*Description of the task:* Retype the data below without altering anything.

>> START

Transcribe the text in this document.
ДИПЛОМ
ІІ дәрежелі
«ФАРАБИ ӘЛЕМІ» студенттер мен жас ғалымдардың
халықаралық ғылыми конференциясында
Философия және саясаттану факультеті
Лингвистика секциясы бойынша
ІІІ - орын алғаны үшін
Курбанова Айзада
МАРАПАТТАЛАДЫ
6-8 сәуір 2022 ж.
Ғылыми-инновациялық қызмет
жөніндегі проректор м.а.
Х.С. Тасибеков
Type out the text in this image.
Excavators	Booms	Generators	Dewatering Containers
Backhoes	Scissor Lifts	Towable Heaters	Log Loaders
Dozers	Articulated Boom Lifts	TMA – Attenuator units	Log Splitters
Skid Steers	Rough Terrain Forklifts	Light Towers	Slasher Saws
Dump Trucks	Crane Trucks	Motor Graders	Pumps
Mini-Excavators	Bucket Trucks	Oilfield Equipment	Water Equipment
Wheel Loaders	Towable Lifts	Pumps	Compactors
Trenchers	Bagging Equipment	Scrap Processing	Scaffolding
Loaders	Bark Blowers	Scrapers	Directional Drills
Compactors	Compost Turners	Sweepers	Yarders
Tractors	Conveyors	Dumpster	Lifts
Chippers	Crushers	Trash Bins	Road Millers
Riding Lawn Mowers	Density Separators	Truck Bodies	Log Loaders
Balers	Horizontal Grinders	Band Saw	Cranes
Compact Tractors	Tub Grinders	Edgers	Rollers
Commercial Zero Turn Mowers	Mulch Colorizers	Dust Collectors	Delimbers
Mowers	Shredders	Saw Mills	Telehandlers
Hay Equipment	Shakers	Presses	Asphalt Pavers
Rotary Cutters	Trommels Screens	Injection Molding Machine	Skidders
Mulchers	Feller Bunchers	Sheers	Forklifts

>> END

*Written response:*
Transcribe the text in this document.
ДИПЛОМ
ІІ дәрежелі
«ФАРАБИ ӘЛЕМІ» студенттер мен жас ғалымдардың
халықаралық ғылыми конференциясында
Философия және саясаттану факультеті
Лингвистика секциясы бойынша
ІІІ - орын алғаны үшін
Курбанова Айзада
МАРАПАТТАЛАДЫ
6-8 сәуір 2022 ж.
Ғылыми-инновациялық қызмет
жөніндегі проректор м.а.
Х.С. Тасибеков
Type out the text in this image.
Excavators	Booms	Generators	Dewatering Containers
Backhoes	Scissor Lifts	Towable Heaters	Log Loaders
Dozers	Articulated Boom Lifts	TMA – Attenuator units	Log Splitters
Skid Steers	Rough Terrain Forklifts	Light Towers	Slasher Saws
Dump Trucks	Crane Trucks	Motor Graders	Pumps
Mini-Excavators	Bucket Trucks	Oilfield Equipment	Water Equipment
Wheel Loaders	Towable Lifts	Pumps	Compactors
Trenchers	Bagging Equipment	Scrap Processing	Scaffolding
Loaders	Bark Blowers	Scrapers	Directional Drills
Compactors	Compost Turners	Sweepers	Yarders
Tractors	Conveyors	Dumpster	Lifts
Chippers	Crushers	Trash Bins	Road Millers
Riding Lawn Mowers	Density Separators	Truck Bodies	Log Loaders
Balers	Horizontal Grinders	Band Saw	Cranes
Compact Tractors	Tub Grinders	Edgers	Rollers
Commercial Zero Turn Mowers	Mulch Colorizers	Dust Collectors	Delimbers
Mowers	Shredders	Saw Mills	Telehandlers
Hay Equipment	Shakers	Presses	Asphalt Pavers
Rotary Cutters	Trommels Screens	Injection Molding Machine	Skidders
Mulchers	Feller Bunchers	Sheers	Forklifts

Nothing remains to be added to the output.